(Data items)
* * *

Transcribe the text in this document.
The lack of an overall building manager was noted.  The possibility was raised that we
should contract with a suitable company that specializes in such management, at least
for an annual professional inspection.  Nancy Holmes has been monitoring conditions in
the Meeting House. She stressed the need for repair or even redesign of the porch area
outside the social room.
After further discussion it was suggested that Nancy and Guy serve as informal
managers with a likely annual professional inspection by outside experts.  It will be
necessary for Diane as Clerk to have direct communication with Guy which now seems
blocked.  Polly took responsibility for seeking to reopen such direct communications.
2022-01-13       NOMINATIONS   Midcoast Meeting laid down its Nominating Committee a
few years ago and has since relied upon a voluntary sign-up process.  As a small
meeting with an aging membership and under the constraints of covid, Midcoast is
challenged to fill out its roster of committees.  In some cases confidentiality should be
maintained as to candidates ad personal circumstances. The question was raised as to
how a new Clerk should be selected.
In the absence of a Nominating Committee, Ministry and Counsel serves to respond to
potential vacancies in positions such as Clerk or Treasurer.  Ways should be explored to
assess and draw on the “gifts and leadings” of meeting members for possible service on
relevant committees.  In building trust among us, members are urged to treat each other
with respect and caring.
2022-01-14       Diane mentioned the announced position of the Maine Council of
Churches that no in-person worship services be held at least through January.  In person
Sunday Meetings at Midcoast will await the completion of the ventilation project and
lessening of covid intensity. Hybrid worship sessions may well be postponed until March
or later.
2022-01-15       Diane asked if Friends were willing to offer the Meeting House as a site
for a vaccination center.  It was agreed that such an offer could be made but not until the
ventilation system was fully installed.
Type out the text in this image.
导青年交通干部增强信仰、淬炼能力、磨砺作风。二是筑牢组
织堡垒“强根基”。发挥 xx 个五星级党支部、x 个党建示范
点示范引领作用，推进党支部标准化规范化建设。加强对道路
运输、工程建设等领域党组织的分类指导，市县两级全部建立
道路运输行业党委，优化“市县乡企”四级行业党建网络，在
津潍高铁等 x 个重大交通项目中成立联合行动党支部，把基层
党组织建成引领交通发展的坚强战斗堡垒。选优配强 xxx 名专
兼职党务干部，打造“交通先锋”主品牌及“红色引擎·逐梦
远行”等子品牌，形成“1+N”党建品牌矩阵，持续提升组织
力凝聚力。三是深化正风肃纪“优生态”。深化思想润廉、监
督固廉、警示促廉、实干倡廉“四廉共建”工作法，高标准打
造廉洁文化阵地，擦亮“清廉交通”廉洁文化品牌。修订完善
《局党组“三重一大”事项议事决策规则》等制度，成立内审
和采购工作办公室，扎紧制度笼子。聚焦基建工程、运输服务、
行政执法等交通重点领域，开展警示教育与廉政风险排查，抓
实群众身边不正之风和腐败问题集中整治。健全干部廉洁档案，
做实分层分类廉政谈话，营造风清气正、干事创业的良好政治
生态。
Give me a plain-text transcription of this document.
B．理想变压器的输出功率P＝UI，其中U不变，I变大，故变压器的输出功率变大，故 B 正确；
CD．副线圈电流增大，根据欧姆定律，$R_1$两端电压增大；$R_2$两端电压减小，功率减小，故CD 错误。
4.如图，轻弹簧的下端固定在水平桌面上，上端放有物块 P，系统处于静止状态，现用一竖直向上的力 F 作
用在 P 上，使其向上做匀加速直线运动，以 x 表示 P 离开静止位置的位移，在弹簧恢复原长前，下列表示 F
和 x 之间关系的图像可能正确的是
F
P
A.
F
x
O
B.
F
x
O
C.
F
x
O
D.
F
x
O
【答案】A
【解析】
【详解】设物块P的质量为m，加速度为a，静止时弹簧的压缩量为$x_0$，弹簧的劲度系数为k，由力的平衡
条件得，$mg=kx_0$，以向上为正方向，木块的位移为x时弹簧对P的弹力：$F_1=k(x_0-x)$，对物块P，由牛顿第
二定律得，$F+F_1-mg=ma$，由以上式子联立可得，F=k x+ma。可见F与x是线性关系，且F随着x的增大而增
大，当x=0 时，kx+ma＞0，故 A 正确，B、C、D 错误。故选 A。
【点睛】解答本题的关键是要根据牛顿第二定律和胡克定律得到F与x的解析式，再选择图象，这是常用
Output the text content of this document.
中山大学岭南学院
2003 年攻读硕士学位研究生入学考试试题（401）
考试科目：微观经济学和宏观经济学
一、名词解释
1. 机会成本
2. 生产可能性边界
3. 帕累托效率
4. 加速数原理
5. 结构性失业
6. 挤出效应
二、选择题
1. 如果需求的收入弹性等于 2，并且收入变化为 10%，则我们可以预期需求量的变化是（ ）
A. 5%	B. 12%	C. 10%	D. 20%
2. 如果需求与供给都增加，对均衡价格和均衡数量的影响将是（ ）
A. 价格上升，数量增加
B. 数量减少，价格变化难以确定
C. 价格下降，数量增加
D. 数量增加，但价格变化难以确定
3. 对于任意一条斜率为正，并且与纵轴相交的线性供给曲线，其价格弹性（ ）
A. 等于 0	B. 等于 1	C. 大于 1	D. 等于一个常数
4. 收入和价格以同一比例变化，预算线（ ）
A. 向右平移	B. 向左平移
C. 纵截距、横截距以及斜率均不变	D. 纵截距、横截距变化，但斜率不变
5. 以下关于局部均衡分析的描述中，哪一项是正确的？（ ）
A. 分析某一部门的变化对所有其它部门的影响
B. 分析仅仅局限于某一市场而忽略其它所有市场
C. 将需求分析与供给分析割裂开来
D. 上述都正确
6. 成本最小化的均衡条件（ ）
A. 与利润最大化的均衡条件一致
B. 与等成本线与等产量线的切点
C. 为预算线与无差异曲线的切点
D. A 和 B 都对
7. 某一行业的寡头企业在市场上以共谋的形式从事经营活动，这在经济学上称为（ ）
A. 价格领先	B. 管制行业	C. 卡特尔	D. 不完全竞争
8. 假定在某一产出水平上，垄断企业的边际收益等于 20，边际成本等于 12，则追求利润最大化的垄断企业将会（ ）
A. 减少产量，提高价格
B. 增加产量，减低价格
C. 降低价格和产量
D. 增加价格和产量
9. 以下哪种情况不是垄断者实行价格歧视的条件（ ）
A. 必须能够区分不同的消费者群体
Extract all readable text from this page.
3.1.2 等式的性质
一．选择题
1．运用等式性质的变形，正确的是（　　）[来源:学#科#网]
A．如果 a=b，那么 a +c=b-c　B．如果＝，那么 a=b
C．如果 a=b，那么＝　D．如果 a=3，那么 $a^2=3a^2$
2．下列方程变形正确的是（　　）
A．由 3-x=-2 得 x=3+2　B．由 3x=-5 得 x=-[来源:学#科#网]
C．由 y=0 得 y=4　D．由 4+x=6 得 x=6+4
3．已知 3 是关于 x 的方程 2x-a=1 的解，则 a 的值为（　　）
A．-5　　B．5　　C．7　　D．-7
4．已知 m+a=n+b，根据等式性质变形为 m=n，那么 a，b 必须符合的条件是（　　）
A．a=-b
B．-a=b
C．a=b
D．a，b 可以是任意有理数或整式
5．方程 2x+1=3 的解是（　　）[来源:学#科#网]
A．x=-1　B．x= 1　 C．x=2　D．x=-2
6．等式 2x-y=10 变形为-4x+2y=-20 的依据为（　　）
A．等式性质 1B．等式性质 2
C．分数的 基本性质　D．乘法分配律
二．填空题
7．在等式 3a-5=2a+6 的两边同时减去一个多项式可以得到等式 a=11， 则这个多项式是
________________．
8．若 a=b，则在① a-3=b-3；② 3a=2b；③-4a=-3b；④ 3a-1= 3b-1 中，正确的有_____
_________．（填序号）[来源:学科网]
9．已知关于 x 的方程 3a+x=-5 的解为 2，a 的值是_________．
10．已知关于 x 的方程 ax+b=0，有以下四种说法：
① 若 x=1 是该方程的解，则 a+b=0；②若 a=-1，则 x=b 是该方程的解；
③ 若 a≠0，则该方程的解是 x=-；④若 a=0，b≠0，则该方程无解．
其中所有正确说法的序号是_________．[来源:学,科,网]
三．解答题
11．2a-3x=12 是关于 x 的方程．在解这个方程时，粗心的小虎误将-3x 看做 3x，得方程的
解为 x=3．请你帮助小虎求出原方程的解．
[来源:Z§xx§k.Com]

* * *

GOAL OF THE EXERCISE => Copy all lines in the listing above where the string "worship" appears.

WRITTEN REPLY =>
Churches that no in-person worship services be held at least through January.  In person
lessening of covid intensity. Hybrid worship sessions may well be postponed until March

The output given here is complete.